Transcribe the listing that follows in full, omitting pictures.

> _Given records_
**********

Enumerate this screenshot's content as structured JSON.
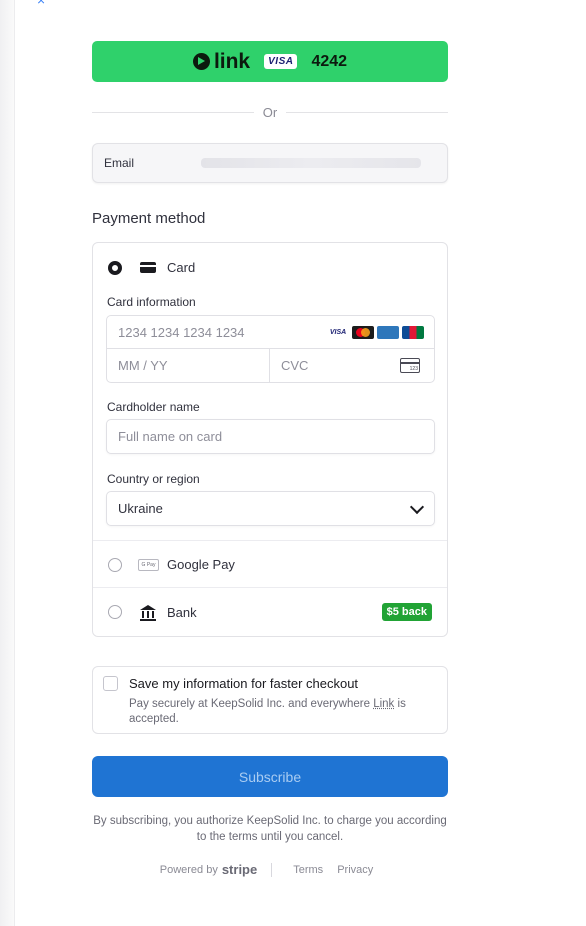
{
  "link": {
    "logo_text": "link",
    "card_brand": "VISA",
    "last4": "4242"
  },
  "divider": {
    "or_text": "Or"
  },
  "email": {
    "label": "Email"
  },
  "payment": {
    "title": "Payment method",
    "card_label": "Card",
    "card_info_label": "Card information",
    "card_number_placeholder": "1234 1234 1234 1234",
    "expiry_placeholder": "MM / YY",
    "cvc_placeholder": "CVC",
    "cvc_icon_text": "123",
    "brands": [
      "visa",
      "mastercard",
      "amex",
      "jcb"
    ],
    "visa_text": "VISA",
    "cardholder_label": "Cardholder name",
    "cardholder_placeholder": "Full name on card",
    "country_label": "Country or region",
    "country_value": "Ukraine",
    "gpay_label": "Google Pay",
    "gpay_icon_text": "G Pay",
    "bank_label": "Bank",
    "bank_badge": "$5 back"
  },
  "save": {
    "title": "Save my information for faster checkout",
    "desc_prefix": "Pay securely at KeepSolid Inc. and everywhere ",
    "desc_link": "Link",
    "desc_suffix": " is accepted."
  },
  "subscribe": {
    "label": "Subscribe"
  },
  "legal": {
    "text": "By subscribing, you authorize KeepSolid Inc. to charge you according to the terms until you cancel."
  },
  "footer": {
    "powered_by": "Powered by",
    "stripe": "stripe",
    "terms": "Terms",
    "privacy": "Privacy"
  },
  "colors": {
    "link_green": "#2fd16b",
    "primary_blue": "#1f74d3",
    "badge_green": "#21a335"
  }
}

**********

> _Problem solution_
Enumerate this screenshot's content as structured JSON.
{
  "link": {
    "logo_text": "link",
    "card_brand": "VISA",
    "last4": "4242"
  },
  "divider": {
    "or_text": "Or"
  },
  "email": {
    "label": "Email"
  },
  "payment": {
    "title": "Payment method",
    "card_label": "Card",
    "card_info_label": "Card information",
    "card_number_placeholder": "1234 1234 1234 1234",
    "expiry_placeholder": "MM / YY",
    "cvc_placeholder": "CVC",
    "cvc_icon_text": "123",
    "brands": [
      "visa",
      "mastercard",
      "amex",
      "jcb"
    ],
    "visa_text": "VISA",
    "cardholder_label": "Cardholder name",
    "cardholder_placeholder": "Full name on card",
    "country_label": "Country or region",
    "country_value": "Ukraine",
    "gpay_label": "Google Pay",
    "gpay_icon_text": "G Pay",
    "bank_label": "Bank",
    "bank_badge": "$5 back"
  },
  "save": {
    "title": "Save my information for faster checkout",
    "desc_prefix": "Pay securely at KeepSolid Inc. and everywhere ",
    "desc_link": "Link",
    "desc_suffix": " is accepted."
  },
  "subscribe": {
    "label": "Subscribe"
  },
  "legal": {
    "text": "By subscribing, you authorize KeepSolid Inc. to charge you according to the terms until you cancel."
  },
  "footer": {
    "powered_by": "Powered by",
    "stripe": "stripe",
    "terms": "Terms",
    "privacy": "Privacy"
  },
  "colors": {
    "link_green": "#2fd16b",
    "primary_blue": "#1f74d3",
    "badge_green": "#21a335"
  }
}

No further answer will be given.